■ **What is required**
Reproduce all lines of the listing below in which the word "PAUSE" occurs.
***
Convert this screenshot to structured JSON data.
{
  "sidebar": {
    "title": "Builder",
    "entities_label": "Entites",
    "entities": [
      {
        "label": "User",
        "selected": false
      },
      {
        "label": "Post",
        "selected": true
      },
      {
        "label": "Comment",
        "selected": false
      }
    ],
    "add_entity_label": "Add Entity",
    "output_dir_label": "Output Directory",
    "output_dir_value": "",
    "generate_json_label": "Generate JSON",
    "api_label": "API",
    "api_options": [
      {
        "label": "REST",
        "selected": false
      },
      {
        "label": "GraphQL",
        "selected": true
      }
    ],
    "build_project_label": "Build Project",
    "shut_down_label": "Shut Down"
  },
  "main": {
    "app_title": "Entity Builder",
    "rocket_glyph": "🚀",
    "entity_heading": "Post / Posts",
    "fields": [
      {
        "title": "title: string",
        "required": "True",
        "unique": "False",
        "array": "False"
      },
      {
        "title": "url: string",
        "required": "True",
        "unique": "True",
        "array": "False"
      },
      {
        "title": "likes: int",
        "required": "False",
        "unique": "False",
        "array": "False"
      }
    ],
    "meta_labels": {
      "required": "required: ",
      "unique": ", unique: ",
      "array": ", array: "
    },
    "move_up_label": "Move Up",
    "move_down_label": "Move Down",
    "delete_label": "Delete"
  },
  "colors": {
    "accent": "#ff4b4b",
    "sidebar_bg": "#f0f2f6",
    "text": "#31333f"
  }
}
***
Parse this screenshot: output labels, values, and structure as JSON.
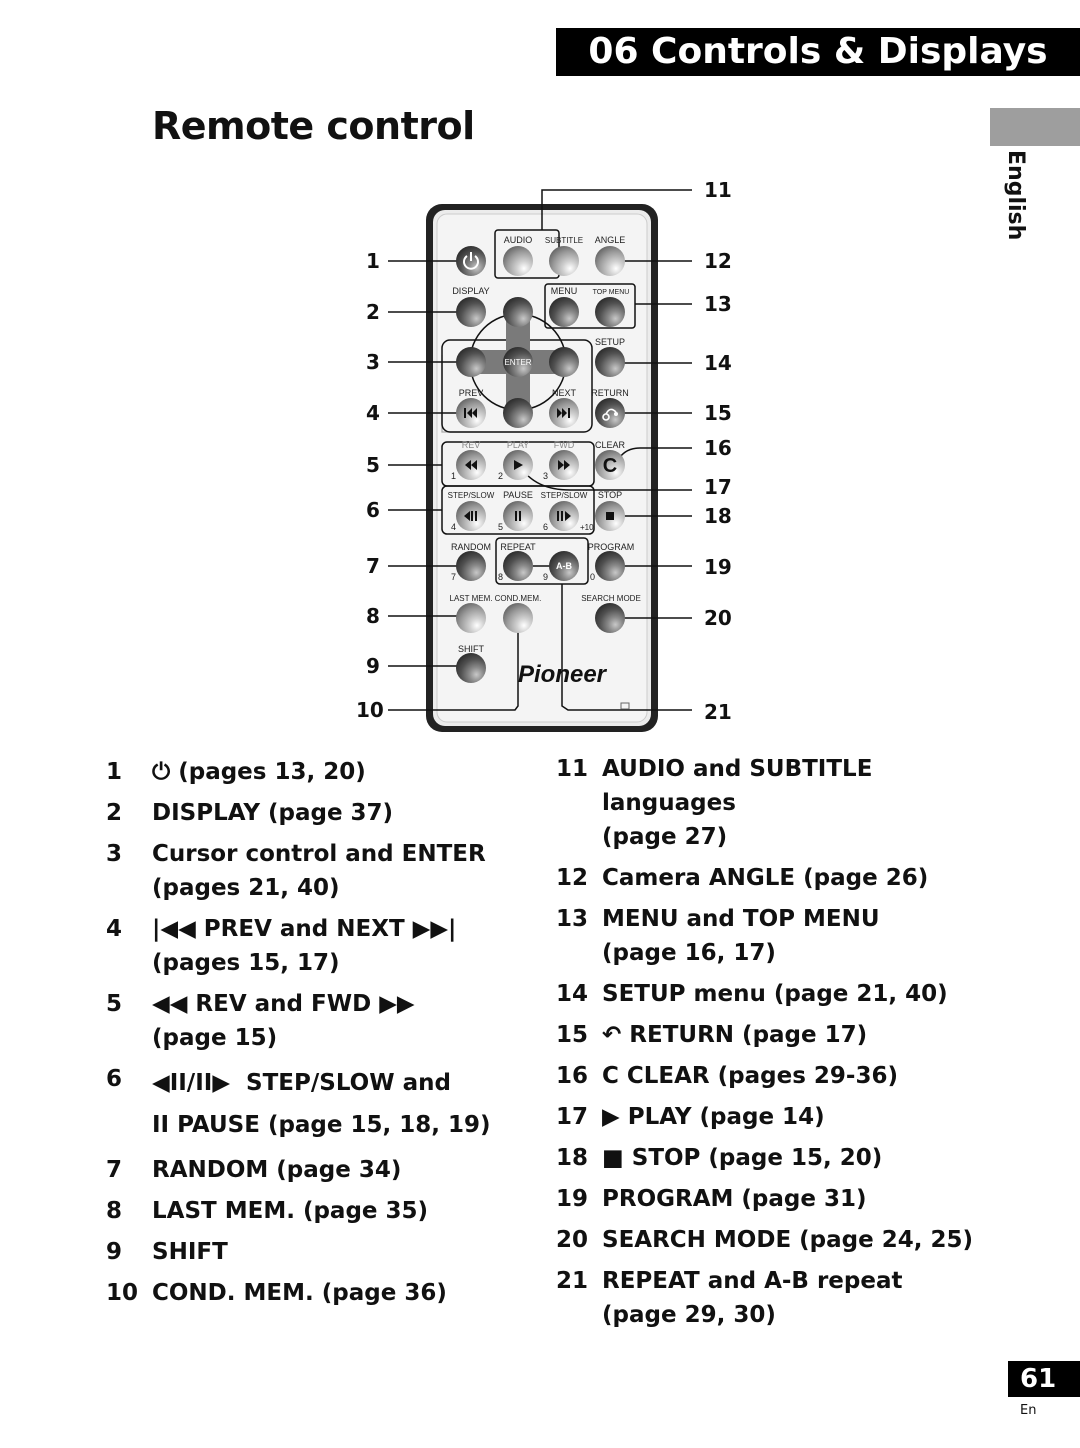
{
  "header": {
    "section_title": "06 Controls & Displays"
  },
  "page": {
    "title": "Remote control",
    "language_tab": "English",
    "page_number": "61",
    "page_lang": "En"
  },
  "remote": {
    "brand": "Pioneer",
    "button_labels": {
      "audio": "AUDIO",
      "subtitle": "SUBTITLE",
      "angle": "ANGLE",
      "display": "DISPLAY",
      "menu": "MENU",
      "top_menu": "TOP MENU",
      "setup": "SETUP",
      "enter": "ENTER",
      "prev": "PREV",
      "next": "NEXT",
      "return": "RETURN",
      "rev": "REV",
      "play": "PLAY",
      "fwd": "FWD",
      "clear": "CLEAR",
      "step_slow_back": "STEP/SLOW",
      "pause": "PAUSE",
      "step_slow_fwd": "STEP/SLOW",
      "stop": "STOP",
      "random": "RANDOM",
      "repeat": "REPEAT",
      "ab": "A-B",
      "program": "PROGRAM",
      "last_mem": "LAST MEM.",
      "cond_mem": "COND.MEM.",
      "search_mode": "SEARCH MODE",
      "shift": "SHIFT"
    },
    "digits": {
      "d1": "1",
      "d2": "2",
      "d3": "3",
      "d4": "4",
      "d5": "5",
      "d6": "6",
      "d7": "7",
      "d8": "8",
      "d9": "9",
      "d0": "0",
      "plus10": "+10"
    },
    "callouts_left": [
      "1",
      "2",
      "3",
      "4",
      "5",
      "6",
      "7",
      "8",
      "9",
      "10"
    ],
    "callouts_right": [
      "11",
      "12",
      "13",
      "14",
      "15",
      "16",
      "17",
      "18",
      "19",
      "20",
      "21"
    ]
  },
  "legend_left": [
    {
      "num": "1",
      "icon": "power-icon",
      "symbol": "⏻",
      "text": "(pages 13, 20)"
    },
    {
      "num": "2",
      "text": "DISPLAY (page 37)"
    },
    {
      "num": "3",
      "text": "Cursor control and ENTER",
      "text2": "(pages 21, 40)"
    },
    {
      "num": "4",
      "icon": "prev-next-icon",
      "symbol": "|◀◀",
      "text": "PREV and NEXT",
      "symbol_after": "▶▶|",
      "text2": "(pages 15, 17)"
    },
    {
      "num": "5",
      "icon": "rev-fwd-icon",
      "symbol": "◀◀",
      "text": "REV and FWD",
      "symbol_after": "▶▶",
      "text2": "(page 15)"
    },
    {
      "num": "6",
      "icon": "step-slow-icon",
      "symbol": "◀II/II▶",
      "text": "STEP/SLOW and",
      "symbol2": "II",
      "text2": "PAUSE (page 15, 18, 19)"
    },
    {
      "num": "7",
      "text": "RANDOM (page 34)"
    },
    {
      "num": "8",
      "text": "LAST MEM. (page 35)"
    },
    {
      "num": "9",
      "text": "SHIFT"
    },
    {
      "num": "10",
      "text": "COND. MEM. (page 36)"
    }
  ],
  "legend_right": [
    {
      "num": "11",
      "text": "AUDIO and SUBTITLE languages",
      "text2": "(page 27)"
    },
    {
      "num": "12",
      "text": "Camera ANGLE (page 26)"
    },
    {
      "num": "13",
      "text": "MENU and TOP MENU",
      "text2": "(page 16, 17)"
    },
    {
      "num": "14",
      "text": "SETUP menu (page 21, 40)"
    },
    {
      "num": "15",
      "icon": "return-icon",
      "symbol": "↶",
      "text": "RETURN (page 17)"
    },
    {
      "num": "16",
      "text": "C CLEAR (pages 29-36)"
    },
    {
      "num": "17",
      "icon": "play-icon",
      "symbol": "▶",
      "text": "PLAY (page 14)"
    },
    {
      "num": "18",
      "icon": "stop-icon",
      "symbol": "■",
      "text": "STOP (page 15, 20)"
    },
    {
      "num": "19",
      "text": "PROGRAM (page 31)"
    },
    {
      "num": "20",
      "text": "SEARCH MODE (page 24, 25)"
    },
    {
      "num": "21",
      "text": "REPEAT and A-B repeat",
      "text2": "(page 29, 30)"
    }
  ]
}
***
■ **Result of this exercise**
      "pause": "PAUSE",
      "text2": "PAUSE (page 15, 18, 19)"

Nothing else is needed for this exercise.